What you are asked to do ->
Only a number is wanted: how many lines in these records contain the word "structured"?

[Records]
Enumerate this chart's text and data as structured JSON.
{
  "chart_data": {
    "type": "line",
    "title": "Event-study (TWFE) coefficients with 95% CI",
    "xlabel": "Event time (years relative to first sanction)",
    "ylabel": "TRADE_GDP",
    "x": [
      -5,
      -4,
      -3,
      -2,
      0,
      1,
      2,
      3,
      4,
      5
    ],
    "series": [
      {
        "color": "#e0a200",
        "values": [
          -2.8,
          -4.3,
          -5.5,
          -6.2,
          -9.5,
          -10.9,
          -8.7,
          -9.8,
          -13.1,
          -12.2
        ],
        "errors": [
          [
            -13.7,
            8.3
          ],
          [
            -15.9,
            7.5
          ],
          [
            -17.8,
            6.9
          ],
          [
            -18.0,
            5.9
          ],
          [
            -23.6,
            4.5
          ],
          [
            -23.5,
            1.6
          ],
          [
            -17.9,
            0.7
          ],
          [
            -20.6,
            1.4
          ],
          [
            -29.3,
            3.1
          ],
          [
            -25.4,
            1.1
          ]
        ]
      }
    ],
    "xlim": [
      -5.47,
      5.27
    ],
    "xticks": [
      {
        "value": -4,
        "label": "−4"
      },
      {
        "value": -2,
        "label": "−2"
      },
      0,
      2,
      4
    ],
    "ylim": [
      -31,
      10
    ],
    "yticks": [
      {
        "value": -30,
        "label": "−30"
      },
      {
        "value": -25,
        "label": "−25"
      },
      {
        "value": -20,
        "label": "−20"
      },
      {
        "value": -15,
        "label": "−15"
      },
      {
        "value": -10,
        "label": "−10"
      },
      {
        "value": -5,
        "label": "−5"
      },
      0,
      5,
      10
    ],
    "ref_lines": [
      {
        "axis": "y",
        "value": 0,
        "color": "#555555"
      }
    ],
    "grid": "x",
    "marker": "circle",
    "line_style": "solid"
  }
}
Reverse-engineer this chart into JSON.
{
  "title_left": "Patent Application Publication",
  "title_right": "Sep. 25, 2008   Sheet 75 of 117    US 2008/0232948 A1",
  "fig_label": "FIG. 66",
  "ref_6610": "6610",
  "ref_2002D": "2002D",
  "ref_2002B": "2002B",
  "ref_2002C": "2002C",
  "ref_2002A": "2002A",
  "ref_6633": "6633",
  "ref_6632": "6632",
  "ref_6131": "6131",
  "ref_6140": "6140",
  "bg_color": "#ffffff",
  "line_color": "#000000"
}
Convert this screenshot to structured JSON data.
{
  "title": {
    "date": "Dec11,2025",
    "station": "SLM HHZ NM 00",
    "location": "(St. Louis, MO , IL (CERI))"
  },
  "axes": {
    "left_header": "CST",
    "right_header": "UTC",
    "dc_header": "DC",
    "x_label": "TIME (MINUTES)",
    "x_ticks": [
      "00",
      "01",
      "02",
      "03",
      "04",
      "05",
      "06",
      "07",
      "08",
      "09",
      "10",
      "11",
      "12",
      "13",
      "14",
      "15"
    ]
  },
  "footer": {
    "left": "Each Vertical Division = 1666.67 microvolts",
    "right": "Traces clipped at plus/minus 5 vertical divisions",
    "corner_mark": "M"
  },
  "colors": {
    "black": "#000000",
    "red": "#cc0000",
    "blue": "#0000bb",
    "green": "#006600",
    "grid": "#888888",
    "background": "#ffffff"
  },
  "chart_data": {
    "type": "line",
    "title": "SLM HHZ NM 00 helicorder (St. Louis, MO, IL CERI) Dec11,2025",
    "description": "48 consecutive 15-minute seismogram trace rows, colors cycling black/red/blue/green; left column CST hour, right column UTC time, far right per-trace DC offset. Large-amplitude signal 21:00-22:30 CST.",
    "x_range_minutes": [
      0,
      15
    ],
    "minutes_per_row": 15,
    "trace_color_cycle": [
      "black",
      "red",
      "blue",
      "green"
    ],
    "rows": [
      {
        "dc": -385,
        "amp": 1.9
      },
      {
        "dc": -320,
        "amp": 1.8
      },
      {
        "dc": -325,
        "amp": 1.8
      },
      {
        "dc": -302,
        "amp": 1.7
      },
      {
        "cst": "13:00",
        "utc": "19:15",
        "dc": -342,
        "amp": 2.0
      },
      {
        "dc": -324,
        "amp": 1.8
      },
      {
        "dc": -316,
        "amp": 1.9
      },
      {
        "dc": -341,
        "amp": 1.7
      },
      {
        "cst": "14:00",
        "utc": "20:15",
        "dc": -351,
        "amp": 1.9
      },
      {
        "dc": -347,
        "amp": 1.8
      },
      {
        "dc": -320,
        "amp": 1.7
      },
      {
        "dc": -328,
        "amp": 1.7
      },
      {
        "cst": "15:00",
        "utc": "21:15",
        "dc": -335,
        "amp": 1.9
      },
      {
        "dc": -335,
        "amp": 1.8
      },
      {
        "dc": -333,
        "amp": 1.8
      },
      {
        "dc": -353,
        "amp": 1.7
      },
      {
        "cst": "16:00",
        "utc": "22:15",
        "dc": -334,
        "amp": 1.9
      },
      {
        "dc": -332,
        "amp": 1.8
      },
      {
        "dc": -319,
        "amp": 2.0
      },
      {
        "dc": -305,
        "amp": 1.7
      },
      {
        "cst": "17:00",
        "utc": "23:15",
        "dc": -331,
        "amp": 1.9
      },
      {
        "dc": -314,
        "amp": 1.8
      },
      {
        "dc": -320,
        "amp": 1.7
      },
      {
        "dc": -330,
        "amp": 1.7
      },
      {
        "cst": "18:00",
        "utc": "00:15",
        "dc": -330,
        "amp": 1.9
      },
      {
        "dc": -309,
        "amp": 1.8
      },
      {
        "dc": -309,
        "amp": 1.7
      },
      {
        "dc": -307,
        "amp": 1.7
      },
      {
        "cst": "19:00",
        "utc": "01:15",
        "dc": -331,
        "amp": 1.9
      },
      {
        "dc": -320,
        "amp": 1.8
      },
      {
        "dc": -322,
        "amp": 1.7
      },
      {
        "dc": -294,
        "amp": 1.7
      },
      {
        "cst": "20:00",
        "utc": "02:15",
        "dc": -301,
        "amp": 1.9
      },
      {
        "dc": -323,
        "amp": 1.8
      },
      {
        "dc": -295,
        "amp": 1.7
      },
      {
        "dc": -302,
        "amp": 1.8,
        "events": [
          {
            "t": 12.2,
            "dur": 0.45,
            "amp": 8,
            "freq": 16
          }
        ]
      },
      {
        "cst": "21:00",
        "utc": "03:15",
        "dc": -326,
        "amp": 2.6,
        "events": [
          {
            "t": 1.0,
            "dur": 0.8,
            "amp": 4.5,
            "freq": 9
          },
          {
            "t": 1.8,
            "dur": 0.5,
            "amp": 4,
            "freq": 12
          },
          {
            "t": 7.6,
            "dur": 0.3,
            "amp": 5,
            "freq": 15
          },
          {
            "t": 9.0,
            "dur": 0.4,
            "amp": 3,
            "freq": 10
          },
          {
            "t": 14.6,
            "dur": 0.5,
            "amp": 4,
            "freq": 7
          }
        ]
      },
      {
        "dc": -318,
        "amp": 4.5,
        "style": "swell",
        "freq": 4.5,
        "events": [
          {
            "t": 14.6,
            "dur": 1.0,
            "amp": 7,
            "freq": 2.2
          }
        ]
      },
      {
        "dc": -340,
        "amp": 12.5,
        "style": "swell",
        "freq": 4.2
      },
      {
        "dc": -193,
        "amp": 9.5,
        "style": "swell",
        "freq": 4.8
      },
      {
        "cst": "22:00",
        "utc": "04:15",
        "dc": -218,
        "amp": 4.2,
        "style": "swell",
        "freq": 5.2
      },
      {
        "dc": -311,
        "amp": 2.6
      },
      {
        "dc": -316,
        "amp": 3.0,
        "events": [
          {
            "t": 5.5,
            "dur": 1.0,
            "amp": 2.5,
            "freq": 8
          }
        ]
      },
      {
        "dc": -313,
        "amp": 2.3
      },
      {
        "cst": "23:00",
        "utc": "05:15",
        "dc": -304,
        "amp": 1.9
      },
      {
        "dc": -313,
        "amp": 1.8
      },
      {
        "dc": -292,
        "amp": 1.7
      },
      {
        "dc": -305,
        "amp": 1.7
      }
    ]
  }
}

The reply ->
2